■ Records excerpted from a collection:

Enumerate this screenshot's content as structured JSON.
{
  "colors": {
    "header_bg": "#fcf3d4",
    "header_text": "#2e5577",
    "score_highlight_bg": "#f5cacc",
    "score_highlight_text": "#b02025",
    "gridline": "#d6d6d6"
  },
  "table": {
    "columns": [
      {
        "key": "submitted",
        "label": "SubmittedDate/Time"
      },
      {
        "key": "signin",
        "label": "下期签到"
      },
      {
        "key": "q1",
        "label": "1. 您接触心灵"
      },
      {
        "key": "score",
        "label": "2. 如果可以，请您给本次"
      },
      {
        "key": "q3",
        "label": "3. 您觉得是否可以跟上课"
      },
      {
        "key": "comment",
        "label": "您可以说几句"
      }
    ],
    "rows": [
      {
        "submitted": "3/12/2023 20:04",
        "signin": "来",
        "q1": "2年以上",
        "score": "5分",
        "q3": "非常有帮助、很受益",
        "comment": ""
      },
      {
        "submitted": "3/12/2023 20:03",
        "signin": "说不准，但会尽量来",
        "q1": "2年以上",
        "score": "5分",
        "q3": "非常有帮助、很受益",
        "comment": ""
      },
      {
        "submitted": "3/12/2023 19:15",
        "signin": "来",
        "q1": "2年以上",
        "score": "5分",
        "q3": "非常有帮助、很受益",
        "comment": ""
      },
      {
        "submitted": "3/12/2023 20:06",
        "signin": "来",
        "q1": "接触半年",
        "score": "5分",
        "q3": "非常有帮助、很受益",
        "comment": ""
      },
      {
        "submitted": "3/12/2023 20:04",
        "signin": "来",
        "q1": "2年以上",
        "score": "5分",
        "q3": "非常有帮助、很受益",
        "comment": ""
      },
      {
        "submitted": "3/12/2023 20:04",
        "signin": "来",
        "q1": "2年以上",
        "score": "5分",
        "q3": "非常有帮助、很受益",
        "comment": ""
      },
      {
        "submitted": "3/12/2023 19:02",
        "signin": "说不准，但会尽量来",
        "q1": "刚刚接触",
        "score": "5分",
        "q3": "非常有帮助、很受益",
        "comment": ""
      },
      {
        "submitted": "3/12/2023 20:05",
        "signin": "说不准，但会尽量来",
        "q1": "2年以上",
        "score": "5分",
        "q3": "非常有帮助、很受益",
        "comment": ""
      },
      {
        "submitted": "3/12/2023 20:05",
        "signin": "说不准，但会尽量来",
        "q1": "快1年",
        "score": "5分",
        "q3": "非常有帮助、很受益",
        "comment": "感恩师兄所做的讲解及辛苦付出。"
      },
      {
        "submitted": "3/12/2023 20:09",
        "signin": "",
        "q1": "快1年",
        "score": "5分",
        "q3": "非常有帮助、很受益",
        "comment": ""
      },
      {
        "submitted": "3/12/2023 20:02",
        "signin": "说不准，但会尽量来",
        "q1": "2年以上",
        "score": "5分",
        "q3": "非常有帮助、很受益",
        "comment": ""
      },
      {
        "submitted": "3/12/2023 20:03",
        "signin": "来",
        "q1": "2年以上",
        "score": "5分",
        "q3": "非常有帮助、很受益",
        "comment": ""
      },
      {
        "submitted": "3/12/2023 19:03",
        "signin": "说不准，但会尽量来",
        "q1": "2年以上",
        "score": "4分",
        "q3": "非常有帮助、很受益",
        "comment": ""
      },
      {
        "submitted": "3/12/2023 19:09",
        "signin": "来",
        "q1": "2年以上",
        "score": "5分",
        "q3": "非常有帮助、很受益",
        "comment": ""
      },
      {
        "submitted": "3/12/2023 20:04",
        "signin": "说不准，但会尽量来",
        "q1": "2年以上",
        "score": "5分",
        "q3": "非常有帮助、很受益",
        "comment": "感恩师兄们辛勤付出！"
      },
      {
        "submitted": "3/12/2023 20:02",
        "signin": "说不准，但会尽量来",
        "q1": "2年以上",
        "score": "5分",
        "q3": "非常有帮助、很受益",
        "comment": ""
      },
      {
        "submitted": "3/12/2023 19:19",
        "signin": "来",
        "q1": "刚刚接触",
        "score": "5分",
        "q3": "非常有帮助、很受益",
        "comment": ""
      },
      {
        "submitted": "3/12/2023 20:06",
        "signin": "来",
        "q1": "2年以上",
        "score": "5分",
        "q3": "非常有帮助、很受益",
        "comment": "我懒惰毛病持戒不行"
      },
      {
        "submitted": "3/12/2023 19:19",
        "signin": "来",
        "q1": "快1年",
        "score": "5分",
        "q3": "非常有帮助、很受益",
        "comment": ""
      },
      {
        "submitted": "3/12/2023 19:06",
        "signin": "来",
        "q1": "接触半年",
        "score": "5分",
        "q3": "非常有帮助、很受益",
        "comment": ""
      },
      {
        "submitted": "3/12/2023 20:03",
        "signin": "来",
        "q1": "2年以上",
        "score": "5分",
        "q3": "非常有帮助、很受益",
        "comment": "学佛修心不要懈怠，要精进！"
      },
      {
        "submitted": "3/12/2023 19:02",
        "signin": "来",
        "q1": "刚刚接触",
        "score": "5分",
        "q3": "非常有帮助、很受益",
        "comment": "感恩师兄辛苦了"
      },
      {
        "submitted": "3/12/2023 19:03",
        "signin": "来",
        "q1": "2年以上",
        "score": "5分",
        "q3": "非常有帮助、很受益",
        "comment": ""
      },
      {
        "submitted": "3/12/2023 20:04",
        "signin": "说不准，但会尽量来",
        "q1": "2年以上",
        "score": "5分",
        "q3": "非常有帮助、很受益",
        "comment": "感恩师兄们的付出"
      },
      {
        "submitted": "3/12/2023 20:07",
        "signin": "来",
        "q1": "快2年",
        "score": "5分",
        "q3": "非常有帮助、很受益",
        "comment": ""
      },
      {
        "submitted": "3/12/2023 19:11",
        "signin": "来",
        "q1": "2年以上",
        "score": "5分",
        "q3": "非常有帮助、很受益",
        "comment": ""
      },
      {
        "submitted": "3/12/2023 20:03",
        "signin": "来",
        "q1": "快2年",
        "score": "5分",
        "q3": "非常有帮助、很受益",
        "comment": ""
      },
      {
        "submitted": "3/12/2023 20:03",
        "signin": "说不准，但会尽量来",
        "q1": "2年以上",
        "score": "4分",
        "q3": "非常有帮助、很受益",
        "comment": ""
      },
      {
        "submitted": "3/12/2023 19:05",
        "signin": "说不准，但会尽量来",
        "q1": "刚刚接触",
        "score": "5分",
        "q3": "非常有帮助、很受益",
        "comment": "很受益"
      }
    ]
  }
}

■ Task goal: Restate the whole of the material exactly.

■ Task response:
Enumerate this screenshot's content as structured JSON.
{
  "colors": {
    "header_bg": "#fcf3d4",
    "header_text": "#2e5577",
    "score_highlight_bg": "#f5cacc",
    "score_highlight_text": "#b02025",
    "gridline": "#d6d6d6"
  },
  "table": {
    "columns": [
      {
        "key": "submitted",
        "label": "SubmittedDate/Time"
      },
      {
        "key": "signin",
        "label": "下期签到"
      },
      {
        "key": "q1",
        "label": "1. 您接触心灵"
      },
      {
        "key": "score",
        "label": "2. 如果可以，请您给本次"
      },
      {
        "key": "q3",
        "label": "3. 您觉得是否可以跟上课"
      },
      {
        "key": "comment",
        "label": "您可以说几句"
      }
    ],
    "rows": [
      {
        "submitted": "3/12/2023 20:04",
        "signin": "来",
        "q1": "2年以上",
        "score": "5分",
        "q3": "非常有帮助、很受益",
        "comment": ""
      },
      {
        "submitted": "3/12/2023 20:03",
        "signin": "说不准，但会尽量来",
        "q1": "2年以上",
        "score": "5分",
        "q3": "非常有帮助、很受益",
        "comment": ""
      },
      {
        "submitted": "3/12/2023 19:15",
        "signin": "来",
        "q1": "2年以上",
        "score": "5分",
        "q3": "非常有帮助、很受益",
        "comment": ""
      },
      {
        "submitted": "3/12/2023 20:06",
        "signin": "来",
        "q1": "接触半年",
        "score": "5分",
        "q3": "非常有帮助、很受益",
        "comment": ""
      },
      {
        "submitted": "3/12/2023 20:04",
        "signin": "来",
        "q1": "2年以上",
        "score": "5分",
        "q3": "非常有帮助、很受益",
        "comment": ""
      },
      {
        "submitted": "3/12/2023 20:04",
        "signin": "来",
        "q1": "2年以上",
        "score": "5分",
        "q3": "非常有帮助、很受益",
        "comment": ""
      },
      {
        "submitted": "3/12/2023 19:02",
        "signin": "说不准，但会尽量来",
        "q1": "刚刚接触",
        "score": "5分",
        "q3": "非常有帮助、很受益",
        "comment": ""
      },
      {
        "submitted": "3/12/2023 20:05",
        "signin": "说不准，但会尽量来",
        "q1": "2年以上",
        "score": "5分",
        "q3": "非常有帮助、很受益",
        "comment": ""
      },
      {
        "submitted": "3/12/2023 20:05",
        "signin": "说不准，但会尽量来",
        "q1": "快1年",
        "score": "5分",
        "q3": "非常有帮助、很受益",
        "comment": "感恩师兄所做的讲解及辛苦付出。"
      },
      {
        "submitted": "3/12/2023 20:09",
        "signin": "",
        "q1": "快1年",
        "score": "5分",
        "q3": "非常有帮助、很受益",
        "comment": ""
      },
      {
        "submitted": "3/12/2023 20:02",
        "signin": "说不准，但会尽量来",
        "q1": "2年以上",
        "score": "5分",
        "q3": "非常有帮助、很受益",
        "comment": ""
      },
      {
        "submitted": "3/12/2023 20:03",
        "signin": "来",
        "q1": "2年以上",
        "score": "5分",
        "q3": "非常有帮助、很受益",
        "comment": ""
      },
      {
        "submitted": "3/12/2023 19:03",
        "signin": "说不准，但会尽量来",
        "q1": "2年以上",
        "score": "4分",
        "q3": "非常有帮助、很受益",
        "comment": ""
      },
      {
        "submitted": "3/12/2023 19:09",
        "signin": "来",
        "q1": "2年以上",
        "score": "5分",
        "q3": "非常有帮助、很受益",
        "comment": ""
      },
      {
        "submitted": "3/12/2023 20:04",
        "signin": "说不准，但会尽量来",
        "q1": "2年以上",
        "score": "5分",
        "q3": "非常有帮助、很受益",
        "comment": "感恩师兄们辛勤付出！"
      },
      {
        "submitted": "3/12/2023 20:02",
        "signin": "说不准，但会尽量来",
        "q1": "2年以上",
        "score": "5分",
        "q3": "非常有帮助、很受益",
        "comment": ""
      },
      {
        "submitted": "3/12/2023 19:19",
        "signin": "来",
        "q1": "刚刚接触",
        "score": "5分",
        "q3": "非常有帮助、很受益",
        "comment": ""
      },
      {
        "submitted": "3/12/2023 20:06",
        "signin": "来",
        "q1": "2年以上",
        "score": "5分",
        "q3": "非常有帮助、很受益",
        "comment": "我懒惰毛病持戒不行"
      },
      {
        "submitted": "3/12/2023 19:19",
        "signin": "来",
        "q1": "快1年",
        "score": "5分",
        "q3": "非常有帮助、很受益",
        "comment": ""
      },
      {
        "submitted": "3/12/2023 19:06",
        "signin": "来",
        "q1": "接触半年",
        "score": "5分",
        "q3": "非常有帮助、很受益",
        "comment": ""
      },
      {
        "submitted": "3/12/2023 20:03",
        "signin": "来",
        "q1": "2年以上",
        "score": "5分",
        "q3": "非常有帮助、很受益",
        "comment": "学佛修心不要懈怠，要精进！"
      },
      {
        "submitted": "3/12/2023 19:02",
        "signin": "来",
        "q1": "刚刚接触",
        "score": "5分",
        "q3": "非常有帮助、很受益",
        "comment": "感恩师兄辛苦了"
      },
      {
        "submitted": "3/12/2023 19:03",
        "signin": "来",
        "q1": "2年以上",
        "score": "5分",
        "q3": "非常有帮助、很受益",
        "comment": ""
      },
      {
        "submitted": "3/12/2023 20:04",
        "signin": "说不准，但会尽量来",
        "q1": "2年以上",
        "score": "5分",
        "q3": "非常有帮助、很受益",
        "comment": "感恩师兄们的付出"
      },
      {
        "submitted": "3/12/2023 20:07",
        "signin": "来",
        "q1": "快2年",
        "score": "5分",
        "q3": "非常有帮助、很受益",
        "comment": ""
      },
      {
        "submitted": "3/12/2023 19:11",
        "signin": "来",
        "q1": "2年以上",
        "score": "5分",
        "q3": "非常有帮助、很受益",
        "comment": ""
      },
      {
        "submitted": "3/12/2023 20:03",
        "signin": "来",
        "q1": "快2年",
        "score": "5分",
        "q3": "非常有帮助、很受益",
        "comment": ""
      },
      {
        "submitted": "3/12/2023 20:03",
        "signin": "说不准，但会尽量来",
        "q1": "2年以上",
        "score": "4分",
        "q3": "非常有帮助、很受益",
        "comment": ""
      },
      {
        "submitted": "3/12/2023 19:05",
        "signin": "说不准，但会尽量来",
        "q1": "刚刚接触",
        "score": "5分",
        "q3": "非常有帮助、很受益",
        "comment": "很受益"
      }
    ]
  }
}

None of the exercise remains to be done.